### Work to do
Keep every line where the word "asoslangan" appears; drop the rest.

### Extracted data
"""
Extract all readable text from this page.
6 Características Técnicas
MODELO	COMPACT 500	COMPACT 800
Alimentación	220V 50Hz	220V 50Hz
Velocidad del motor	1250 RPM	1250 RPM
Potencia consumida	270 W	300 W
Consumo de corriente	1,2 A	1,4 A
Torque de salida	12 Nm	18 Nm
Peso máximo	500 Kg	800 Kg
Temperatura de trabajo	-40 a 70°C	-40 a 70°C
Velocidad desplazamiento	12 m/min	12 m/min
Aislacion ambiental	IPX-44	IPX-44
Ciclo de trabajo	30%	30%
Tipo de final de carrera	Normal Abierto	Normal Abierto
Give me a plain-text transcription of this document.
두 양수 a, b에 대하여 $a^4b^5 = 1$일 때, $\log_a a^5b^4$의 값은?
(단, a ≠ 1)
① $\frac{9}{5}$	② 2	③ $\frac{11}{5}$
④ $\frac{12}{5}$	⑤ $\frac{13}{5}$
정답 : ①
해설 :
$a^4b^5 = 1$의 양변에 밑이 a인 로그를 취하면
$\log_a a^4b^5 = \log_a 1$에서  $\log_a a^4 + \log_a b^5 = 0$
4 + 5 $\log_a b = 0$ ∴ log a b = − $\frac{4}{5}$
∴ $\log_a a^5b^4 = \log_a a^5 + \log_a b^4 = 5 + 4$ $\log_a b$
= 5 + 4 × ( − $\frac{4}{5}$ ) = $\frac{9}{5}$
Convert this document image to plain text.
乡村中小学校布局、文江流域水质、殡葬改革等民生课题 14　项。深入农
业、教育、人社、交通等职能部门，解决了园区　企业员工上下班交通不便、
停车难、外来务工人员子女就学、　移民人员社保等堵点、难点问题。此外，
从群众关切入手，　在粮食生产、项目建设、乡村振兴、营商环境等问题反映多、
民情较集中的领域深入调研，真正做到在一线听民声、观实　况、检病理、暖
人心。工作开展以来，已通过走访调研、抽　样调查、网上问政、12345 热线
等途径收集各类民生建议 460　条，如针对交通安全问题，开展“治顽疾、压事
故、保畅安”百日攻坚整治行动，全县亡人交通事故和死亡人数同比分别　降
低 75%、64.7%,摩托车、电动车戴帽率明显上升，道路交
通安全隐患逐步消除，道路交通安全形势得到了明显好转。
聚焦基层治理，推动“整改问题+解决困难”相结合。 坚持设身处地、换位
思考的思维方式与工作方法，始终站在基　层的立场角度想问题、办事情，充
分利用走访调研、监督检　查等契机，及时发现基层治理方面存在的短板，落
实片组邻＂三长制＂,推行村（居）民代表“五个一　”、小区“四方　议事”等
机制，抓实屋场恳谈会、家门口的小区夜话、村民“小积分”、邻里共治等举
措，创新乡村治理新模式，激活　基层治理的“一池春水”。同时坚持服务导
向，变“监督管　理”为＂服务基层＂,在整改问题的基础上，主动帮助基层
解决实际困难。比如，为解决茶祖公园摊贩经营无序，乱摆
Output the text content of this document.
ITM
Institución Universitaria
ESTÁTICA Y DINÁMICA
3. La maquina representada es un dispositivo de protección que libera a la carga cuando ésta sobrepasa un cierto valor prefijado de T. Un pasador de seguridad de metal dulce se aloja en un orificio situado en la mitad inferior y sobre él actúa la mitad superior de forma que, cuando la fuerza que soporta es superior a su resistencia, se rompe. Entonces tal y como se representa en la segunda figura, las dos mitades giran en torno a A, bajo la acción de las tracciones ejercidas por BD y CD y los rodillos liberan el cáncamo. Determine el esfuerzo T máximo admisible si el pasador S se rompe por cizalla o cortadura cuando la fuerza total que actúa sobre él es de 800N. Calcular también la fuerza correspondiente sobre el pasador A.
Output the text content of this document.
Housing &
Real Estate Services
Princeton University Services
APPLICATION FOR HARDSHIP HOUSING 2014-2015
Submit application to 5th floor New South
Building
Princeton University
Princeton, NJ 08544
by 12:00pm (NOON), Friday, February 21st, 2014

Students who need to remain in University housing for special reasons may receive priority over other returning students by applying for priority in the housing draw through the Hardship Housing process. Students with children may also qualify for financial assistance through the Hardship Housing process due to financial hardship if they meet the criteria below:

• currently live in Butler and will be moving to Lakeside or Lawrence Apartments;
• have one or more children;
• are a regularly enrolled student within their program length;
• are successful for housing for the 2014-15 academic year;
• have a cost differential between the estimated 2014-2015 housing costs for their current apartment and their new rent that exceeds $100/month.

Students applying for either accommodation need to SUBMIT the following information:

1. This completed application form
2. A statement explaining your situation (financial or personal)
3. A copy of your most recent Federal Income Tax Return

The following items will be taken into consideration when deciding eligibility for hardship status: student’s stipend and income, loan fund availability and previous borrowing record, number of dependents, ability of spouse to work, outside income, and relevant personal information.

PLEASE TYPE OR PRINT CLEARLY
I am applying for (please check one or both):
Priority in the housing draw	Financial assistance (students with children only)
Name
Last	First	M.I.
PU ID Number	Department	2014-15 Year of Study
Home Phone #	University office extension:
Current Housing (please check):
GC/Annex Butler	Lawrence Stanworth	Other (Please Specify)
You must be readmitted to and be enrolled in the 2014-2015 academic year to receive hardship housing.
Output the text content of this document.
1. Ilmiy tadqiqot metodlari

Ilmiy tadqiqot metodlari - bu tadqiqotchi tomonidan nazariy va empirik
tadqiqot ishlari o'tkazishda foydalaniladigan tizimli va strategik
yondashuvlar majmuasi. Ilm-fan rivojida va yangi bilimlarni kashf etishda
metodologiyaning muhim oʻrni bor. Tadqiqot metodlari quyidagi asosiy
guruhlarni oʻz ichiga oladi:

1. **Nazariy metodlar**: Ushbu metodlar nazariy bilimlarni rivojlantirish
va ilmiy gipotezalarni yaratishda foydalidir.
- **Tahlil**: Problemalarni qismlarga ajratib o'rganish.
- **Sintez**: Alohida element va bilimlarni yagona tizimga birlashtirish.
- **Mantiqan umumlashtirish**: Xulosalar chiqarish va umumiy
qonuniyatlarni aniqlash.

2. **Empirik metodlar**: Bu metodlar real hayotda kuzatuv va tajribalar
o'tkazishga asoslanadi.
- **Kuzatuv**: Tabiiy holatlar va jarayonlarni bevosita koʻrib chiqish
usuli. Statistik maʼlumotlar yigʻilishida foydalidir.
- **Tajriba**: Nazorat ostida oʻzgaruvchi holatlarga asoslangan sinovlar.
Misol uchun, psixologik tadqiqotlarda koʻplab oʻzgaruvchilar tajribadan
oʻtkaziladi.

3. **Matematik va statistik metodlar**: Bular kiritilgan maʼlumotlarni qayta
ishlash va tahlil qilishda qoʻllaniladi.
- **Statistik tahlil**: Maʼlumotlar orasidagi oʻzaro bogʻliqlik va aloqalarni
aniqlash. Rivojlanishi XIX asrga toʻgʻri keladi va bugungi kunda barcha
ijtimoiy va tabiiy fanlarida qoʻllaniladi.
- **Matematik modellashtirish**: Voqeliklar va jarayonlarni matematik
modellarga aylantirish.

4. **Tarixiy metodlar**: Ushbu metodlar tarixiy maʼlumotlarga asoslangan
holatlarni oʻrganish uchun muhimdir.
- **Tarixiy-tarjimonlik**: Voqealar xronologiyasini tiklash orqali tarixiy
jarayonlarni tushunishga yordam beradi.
"""
### Solution to this exercise
- **Tajriba**: Nazorat ostida oʻzgaruvchi holatlarga asoslangan sinovlar.
4. **Tarixiy metodlar**: Ushbu metodlar tarixiy maʼlumotlarga asoslangan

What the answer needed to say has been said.